■ What the task asks
For this exercise, retype every record below exactly and keep the pictures out.

■ Records
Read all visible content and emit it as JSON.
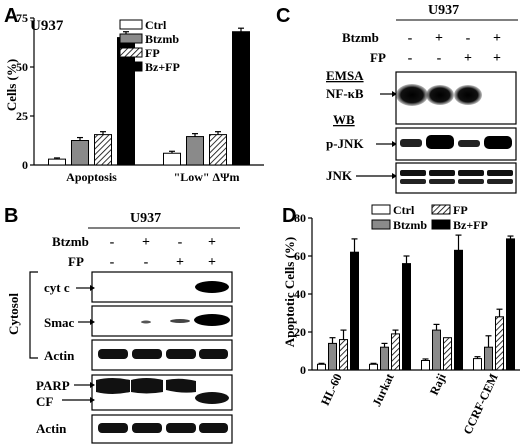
{
  "panels": {
    "A": {
      "letter": "A",
      "cell_line": "U937"
    },
    "B": {
      "letter": "B",
      "cell_line": "U937",
      "treat_rows": [
        {
          "label": "Btzmb",
          "signs": [
            "-",
            "+",
            "-",
            "+"
          ]
        },
        {
          "label": "FP",
          "signs": [
            "-",
            "-",
            "+",
            "+"
          ]
        }
      ],
      "section_label": "Cytosol",
      "blot_labels": {
        "cytc": "cyt c",
        "smac": "Smac",
        "actin1": "Actin",
        "parp": "PARP",
        "cf": "CF",
        "actin2": "Actin"
      }
    },
    "C": {
      "letter": "C",
      "cell_line": "U937",
      "treat_rows": [
        {
          "label": "Btzmb",
          "signs": [
            "-",
            "+",
            "-",
            "+"
          ]
        },
        {
          "label": "FP",
          "signs": [
            "-",
            "-",
            "+",
            "+"
          ]
        }
      ],
      "emsa_label": "EMSA",
      "wb_label": "WB",
      "blot_labels": {
        "nfkb": "NF-κB",
        "pjnk": "p-JNK",
        "jnk": "JNK"
      }
    },
    "D": {
      "letter": "D"
    }
  },
  "chart_data": [
    {
      "type": "bar",
      "panel": "A",
      "categories": [
        "Apoptosis",
        "\"Low\" ΔΨm"
      ],
      "series": [
        {
          "name": "Ctrl",
          "values": [
            3,
            6
          ],
          "errors": [
            0.6,
            1.0
          ]
        },
        {
          "name": "Btzmb",
          "values": [
            12.5,
            14.5
          ],
          "errors": [
            1.5,
            1.5
          ]
        },
        {
          "name": "FP",
          "values": [
            15.5,
            15.5
          ],
          "errors": [
            1.5,
            1.5
          ]
        },
        {
          "name": "Bz+FP",
          "values": [
            65,
            68
          ],
          "errors": [
            3,
            1.8
          ]
        }
      ],
      "ylabel": "Cells (%)",
      "ylim": [
        0,
        75
      ],
      "yticks": [
        0,
        25,
        50,
        75
      ],
      "legend": "top-left"
    },
    {
      "type": "bar",
      "panel": "D",
      "categories": [
        "HL-60",
        "Jurkat",
        "Raji",
        "CCRF-CEM"
      ],
      "series": [
        {
          "name": "Ctrl",
          "values": [
            3,
            3,
            5,
            6
          ],
          "errors": [
            0.5,
            0.5,
            0.8,
            1
          ]
        },
        {
          "name": "Btzmb",
          "values": [
            14,
            12,
            21,
            12
          ],
          "errors": [
            3,
            2,
            3,
            6
          ]
        },
        {
          "name": "FP",
          "values": [
            16,
            19,
            17,
            28
          ],
          "errors": [
            5,
            2,
            0,
            4
          ]
        },
        {
          "name": "Bz+FP",
          "values": [
            62,
            56,
            63,
            69
          ],
          "errors": [
            7,
            4,
            8,
            1.5
          ]
        }
      ],
      "ylabel": "Apoptotic Cells (%)",
      "ylim": [
        0,
        80
      ],
      "yticks": [
        0,
        20,
        40,
        60,
        80
      ],
      "legend": "top-left"
    }
  ],
  "colors": {
    "Ctrl": "#ffffff",
    "Btzmb": "#8a8a8a",
    "FP": "hatch",
    "Bz+FP": "#000000"
  }
}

■ Solution for this problem
Read all visible content and emit it as JSON.
{
  "panels": {
    "A": {
      "letter": "A",
      "cell_line": "U937"
    },
    "B": {
      "letter": "B",
      "cell_line": "U937",
      "treat_rows": [
        {
          "label": "Btzmb",
          "signs": [
            "-",
            "+",
            "-",
            "+"
          ]
        },
        {
          "label": "FP",
          "signs": [
            "-",
            "-",
            "+",
            "+"
          ]
        }
      ],
      "section_label": "Cytosol",
      "blot_labels": {
        "cytc": "cyt c",
        "smac": "Smac",
        "actin1": "Actin",
        "parp": "PARP",
        "cf": "CF",
        "actin2": "Actin"
      }
    },
    "C": {
      "letter": "C",
      "cell_line": "U937",
      "treat_rows": [
        {
          "label": "Btzmb",
          "signs": [
            "-",
            "+",
            "-",
            "+"
          ]
        },
        {
          "label": "FP",
          "signs": [
            "-",
            "-",
            "+",
            "+"
          ]
        }
      ],
      "emsa_label": "EMSA",
      "wb_label": "WB",
      "blot_labels": {
        "nfkb": "NF-κB",
        "pjnk": "p-JNK",
        "jnk": "JNK"
      }
    },
    "D": {
      "letter": "D"
    }
  },
  "chart_data": [
    {
      "type": "bar",
      "panel": "A",
      "categories": [
        "Apoptosis",
        "\"Low\" ΔΨm"
      ],
      "series": [
        {
          "name": "Ctrl",
          "values": [
            3,
            6
          ],
          "errors": [
            0.6,
            1.0
          ]
        },
        {
          "name": "Btzmb",
          "values": [
            12.5,
            14.5
          ],
          "errors": [
            1.5,
            1.5
          ]
        },
        {
          "name": "FP",
          "values": [
            15.5,
            15.5
          ],
          "errors": [
            1.5,
            1.5
          ]
        },
        {
          "name": "Bz+FP",
          "values": [
            65,
            68
          ],
          "errors": [
            3,
            1.8
          ]
        }
      ],
      "ylabel": "Cells (%)",
      "ylim": [
        0,
        75
      ],
      "yticks": [
        0,
        25,
        50,
        75
      ],
      "legend": "top-left"
    },
    {
      "type": "bar",
      "panel": "D",
      "categories": [
        "HL-60",
        "Jurkat",
        "Raji",
        "CCRF-CEM"
      ],
      "series": [
        {
          "name": "Ctrl",
          "values": [
            3,
            3,
            5,
            6
          ],
          "errors": [
            0.5,
            0.5,
            0.8,
            1
          ]
        },
        {
          "name": "Btzmb",
          "values": [
            14,
            12,
            21,
            12
          ],
          "errors": [
            3,
            2,
            3,
            6
          ]
        },
        {
          "name": "FP",
          "values": [
            16,
            19,
            17,
            28
          ],
          "errors": [
            5,
            2,
            0,
            4
          ]
        },
        {
          "name": "Bz+FP",
          "values": [
            62,
            56,
            63,
            69
          ],
          "errors": [
            7,
            4,
            8,
            1.5
          ]
        }
      ],
      "ylabel": "Apoptotic Cells (%)",
      "ylim": [
        0,
        80
      ],
      "yticks": [
        0,
        20,
        40,
        60,
        80
      ],
      "legend": "top-left"
    }
  ],
  "colors": {
    "Ctrl": "#ffffff",
    "Btzmb": "#8a8a8a",
    "FP": "hatch",
    "Bz+FP": "#000000"
  }
}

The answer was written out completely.